INSTRUCTIONS TO FOLLOW: Your task is to repeat the entries word for word while leaving out the pictures.
── RECORDS FOR THE EXERCISE
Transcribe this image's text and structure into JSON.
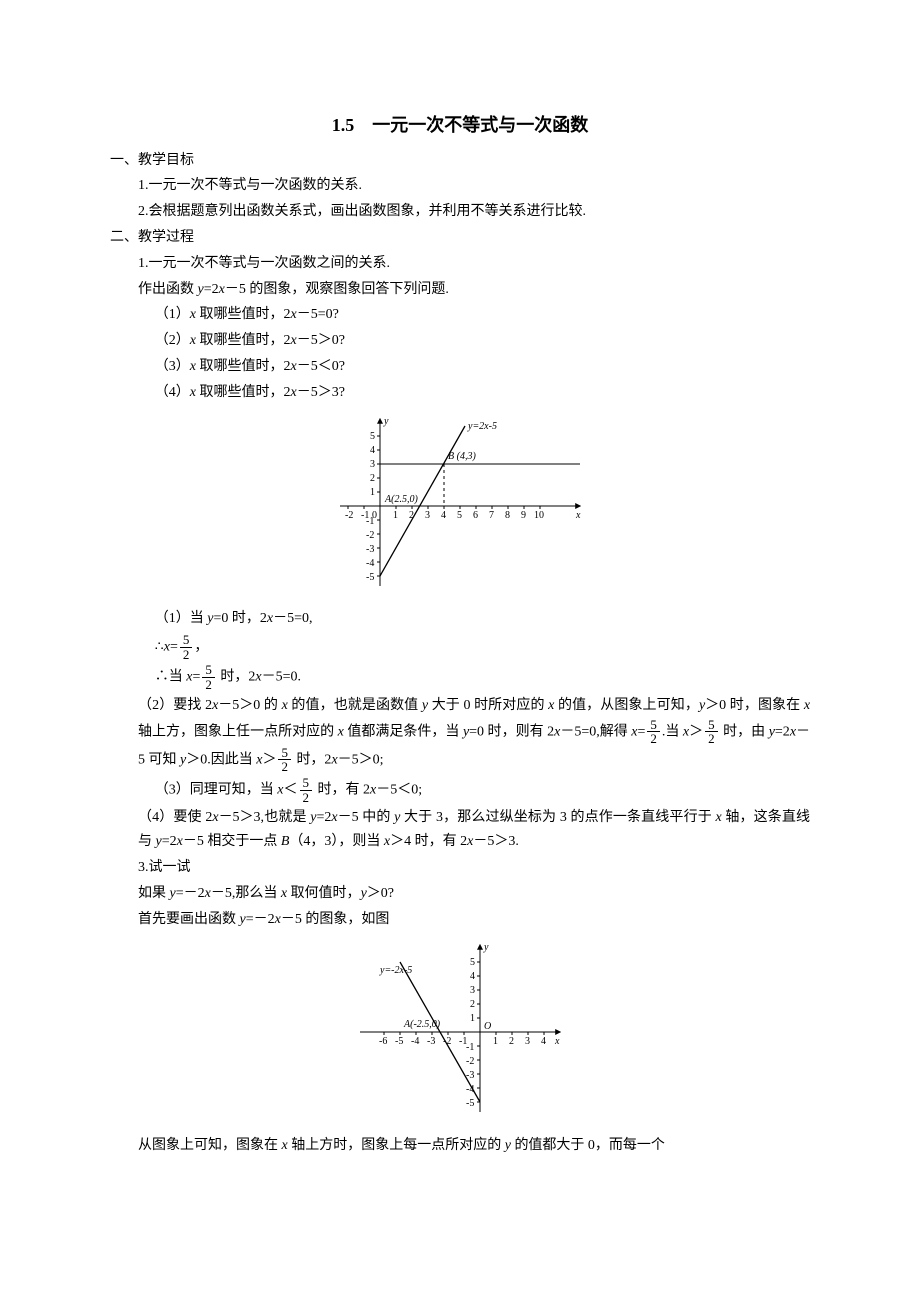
{
  "title": "1.5　一元一次不等式与一次函数",
  "sec1_heading": "一、教学目标",
  "sec1_item1": "1.一元一次不等式与一次函数的关系.",
  "sec1_item2": "2.会根据题意列出函数关系式，画出函数图象，并利用不等关系进行比较.",
  "sec2_heading": "二、教学过程",
  "sec2_item1": "1.一元一次不等式与一次函数之间的关系.",
  "prompt_line": "作出函数 <i>y</i>=2<i>x</i>－5 的图象，观察图象回答下列问题.",
  "q1": "（1）<i>x</i> 取哪些值时，2<i>x</i>－5=0?",
  "q2": "（2）<i>x</i> 取哪些值时，2<i>x</i>－5＞0?",
  "q3": "（3）<i>x</i> 取哪些值时，2<i>x</i>－5＜0?",
  "q4": "（4）<i>x</i> 取哪些值时，2<i>x</i>－5＞3?",
  "a1_l1": "（1）当 <i>y</i>=0 时，2<i>x</i>－5=0,",
  "a1_l2_prefix": "∴<i>x</i>=",
  "a1_l2_suffix": "，",
  "a1_l3_prefix": "∴当 <i>x</i>=",
  "a1_l3_suffix": " 时，2<i>x</i>－5=0.",
  "a2": "（2）要找 2<i>x</i>－5＞0 的 <i>x</i> 的值，也就是函数值 <i>y</i> 大于 0 时所对应的 <i>x</i> 的值，从图象上可知，<i>y</i>＞0 时，图象在 <i>x</i> 轴上方，图象上任一点所对应的 <i>x</i> 值都满足条件，当 <i>y</i>=0 时，则有 2<i>x</i>－5=0,解得 <i>x</i>=",
  "a2_mid1": ".当 <i>x</i>＞",
  "a2_mid2": " 时，由 <i>y</i>=2<i>x</i>－5 可知 <i>y</i>＞0.因此当 <i>x</i>＞",
  "a2_end": " 时，2<i>x</i>－5＞0;",
  "a3_pre": "（3）同理可知，当 <i>x</i>＜",
  "a3_post": " 时，有 2<i>x</i>－5＜0;",
  "a4": "（4）要使 2<i>x</i>－5＞3,也就是 <i>y</i>=2<i>x</i>－5 中的 <i>y</i> 大于 3，那么过纵坐标为 3 的点作一条直线平行于 <i>x</i> 轴，这条直线与 <i>y</i>=2<i>x</i>－5 相交于一点 <i>B</i>（4，3），则当 <i>x</i>＞4 时，有 2<i>x</i>－5＞3.",
  "try_heading": "3.试一试",
  "try_q": "如果 <i>y</i>=－2<i>x</i>－5,那么当 <i>x</i> 取何值时，<i>y</i>＞0?",
  "try_intro": "首先要画出函数 <i>y</i>=－2<i>x</i>－5 的图象，如图",
  "last_para": "从图象上可知，图象在 <i>x</i> 轴上方时，图象上每一点所对应的 <i>y</i> 的值都大于 0，而每一个",
  "chart1": {
    "type": "line",
    "x_range": [
      -2,
      10
    ],
    "y_range": [
      -5,
      5
    ],
    "x_ticks": [
      -2,
      -1,
      1,
      2,
      3,
      4,
      5,
      6,
      7,
      8,
      9,
      10
    ],
    "y_ticks": [
      -5,
      -4,
      -3,
      -2,
      -1,
      1,
      2,
      3,
      4,
      5
    ],
    "line_eq_label": "y=2x-5",
    "point_A": "A(2.5,0)",
    "point_B": "B (4,3)",
    "colors": {
      "axis": "#000000",
      "line": "#000000",
      "dash": "#000000",
      "bg": "#ffffff"
    }
  },
  "chart2": {
    "type": "line",
    "x_range": [
      -6,
      4
    ],
    "y_range": [
      -5,
      5
    ],
    "x_ticks": [
      -6,
      -5,
      -4,
      -3,
      -2,
      -1,
      1,
      2,
      3,
      4
    ],
    "y_ticks": [
      -5,
      -4,
      -3,
      -2,
      -1,
      1,
      2,
      3,
      4,
      5
    ],
    "line_eq_label": "y=-2x-5",
    "point_A": "A(-2.5,0)",
    "origin_label": "O",
    "colors": {
      "axis": "#000000",
      "line": "#000000",
      "bg": "#ffffff"
    }
  },
  "frac52_num": "5",
  "frac52_den": "2"
}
────
RESULT:
Transcribe this image's text and structure into JSON.
{
  "title": "1.5　一元一次不等式与一次函数",
  "sec1_heading": "一、教学目标",
  "sec1_item1": "1.一元一次不等式与一次函数的关系.",
  "sec1_item2": "2.会根据题意列出函数关系式，画出函数图象，并利用不等关系进行比较.",
  "sec2_heading": "二、教学过程",
  "sec2_item1": "1.一元一次不等式与一次函数之间的关系.",
  "prompt_line": "作出函数 <i>y</i>=2<i>x</i>－5 的图象，观察图象回答下列问题.",
  "q1": "（1）<i>x</i> 取哪些值时，2<i>x</i>－5=0?",
  "q2": "（2）<i>x</i> 取哪些值时，2<i>x</i>－5＞0?",
  "q3": "（3）<i>x</i> 取哪些值时，2<i>x</i>－5＜0?",
  "q4": "（4）<i>x</i> 取哪些值时，2<i>x</i>－5＞3?",
  "a1_l1": "（1）当 <i>y</i>=0 时，2<i>x</i>－5=0,",
  "a1_l2_prefix": "∴<i>x</i>=",
  "a1_l2_suffix": "，",
  "a1_l3_prefix": "∴当 <i>x</i>=",
  "a1_l3_suffix": " 时，2<i>x</i>－5=0.",
  "a2": "（2）要找 2<i>x</i>－5＞0 的 <i>x</i> 的值，也就是函数值 <i>y</i> 大于 0 时所对应的 <i>x</i> 的值，从图象上可知，<i>y</i>＞0 时，图象在 <i>x</i> 轴上方，图象上任一点所对应的 <i>x</i> 值都满足条件，当 <i>y</i>=0 时，则有 2<i>x</i>－5=0,解得 <i>x</i>=",
  "a2_mid1": ".当 <i>x</i>＞",
  "a2_mid2": " 时，由 <i>y</i>=2<i>x</i>－5 可知 <i>y</i>＞0.因此当 <i>x</i>＞",
  "a2_end": " 时，2<i>x</i>－5＞0;",
  "a3_pre": "（3）同理可知，当 <i>x</i>＜",
  "a3_post": " 时，有 2<i>x</i>－5＜0;",
  "a4": "（4）要使 2<i>x</i>－5＞3,也就是 <i>y</i>=2<i>x</i>－5 中的 <i>y</i> 大于 3，那么过纵坐标为 3 的点作一条直线平行于 <i>x</i> 轴，这条直线与 <i>y</i>=2<i>x</i>－5 相交于一点 <i>B</i>（4，3），则当 <i>x</i>＞4 时，有 2<i>x</i>－5＞3.",
  "try_heading": "3.试一试",
  "try_q": "如果 <i>y</i>=－2<i>x</i>－5,那么当 <i>x</i> 取何值时，<i>y</i>＞0?",
  "try_intro": "首先要画出函数 <i>y</i>=－2<i>x</i>－5 的图象，如图",
  "last_para": "从图象上可知，图象在 <i>x</i> 轴上方时，图象上每一点所对应的 <i>y</i> 的值都大于 0，而每一个",
  "chart1": {
    "type": "line",
    "x_range": [
      -2,
      10
    ],
    "y_range": [
      -5,
      5
    ],
    "x_ticks": [
      -2,
      -1,
      1,
      2,
      3,
      4,
      5,
      6,
      7,
      8,
      9,
      10
    ],
    "y_ticks": [
      -5,
      -4,
      -3,
      -2,
      -1,
      1,
      2,
      3,
      4,
      5
    ],
    "line_eq_label": "y=2x-5",
    "point_A": "A(2.5,0)",
    "point_B": "B (4,3)",
    "colors": {
      "axis": "#000000",
      "line": "#000000",
      "dash": "#000000",
      "bg": "#ffffff"
    }
  },
  "chart2": {
    "type": "line",
    "x_range": [
      -6,
      4
    ],
    "y_range": [
      -5,
      5
    ],
    "x_ticks": [
      -6,
      -5,
      -4,
      -3,
      -2,
      -1,
      1,
      2,
      3,
      4
    ],
    "y_ticks": [
      -5,
      -4,
      -3,
      -2,
      -1,
      1,
      2,
      3,
      4,
      5
    ],
    "line_eq_label": "y=-2x-5",
    "point_A": "A(-2.5,0)",
    "origin_label": "O",
    "colors": {
      "axis": "#000000",
      "line": "#000000",
      "bg": "#ffffff"
    }
  },
  "frac52_num": "5",
  "frac52_den": "2"
}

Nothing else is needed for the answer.